--- Exercise inputs ---

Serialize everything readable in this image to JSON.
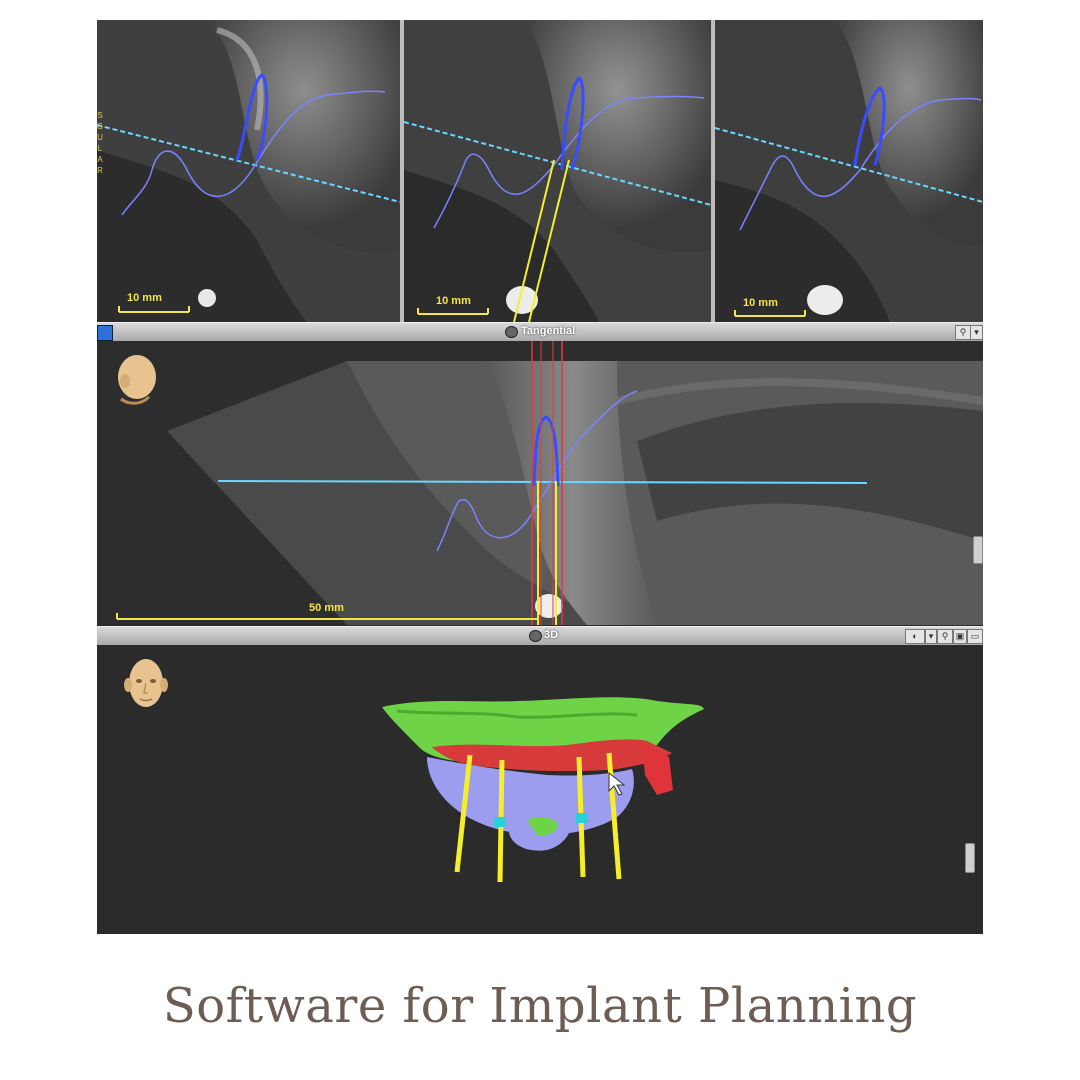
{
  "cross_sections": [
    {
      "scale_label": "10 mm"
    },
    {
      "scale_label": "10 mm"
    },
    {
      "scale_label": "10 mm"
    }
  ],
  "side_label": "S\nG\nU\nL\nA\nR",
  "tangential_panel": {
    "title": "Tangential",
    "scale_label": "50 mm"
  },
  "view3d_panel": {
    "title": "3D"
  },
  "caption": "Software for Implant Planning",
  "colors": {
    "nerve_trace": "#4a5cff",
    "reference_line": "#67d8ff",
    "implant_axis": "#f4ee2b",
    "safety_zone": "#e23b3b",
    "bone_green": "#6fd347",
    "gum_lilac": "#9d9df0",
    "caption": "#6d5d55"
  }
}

---

# Your task:
Quote the records in full and exactly; skip any image.

# Reply to the exercise:
Serialize everything readable in this image to JSON.
{
  "cross_sections": [
    {
      "scale_label": "10 mm"
    },
    {
      "scale_label": "10 mm"
    },
    {
      "scale_label": "10 mm"
    }
  ],
  "side_label": "S\nG\nU\nL\nA\nR",
  "tangential_panel": {
    "title": "Tangential",
    "scale_label": "50 mm"
  },
  "view3d_panel": {
    "title": "3D"
  },
  "caption": "Software for Implant Planning",
  "colors": {
    "nerve_trace": "#4a5cff",
    "reference_line": "#67d8ff",
    "implant_axis": "#f4ee2b",
    "safety_zone": "#e23b3b",
    "bone_green": "#6fd347",
    "gum_lilac": "#9d9df0",
    "caption": "#6d5d55"
  }
}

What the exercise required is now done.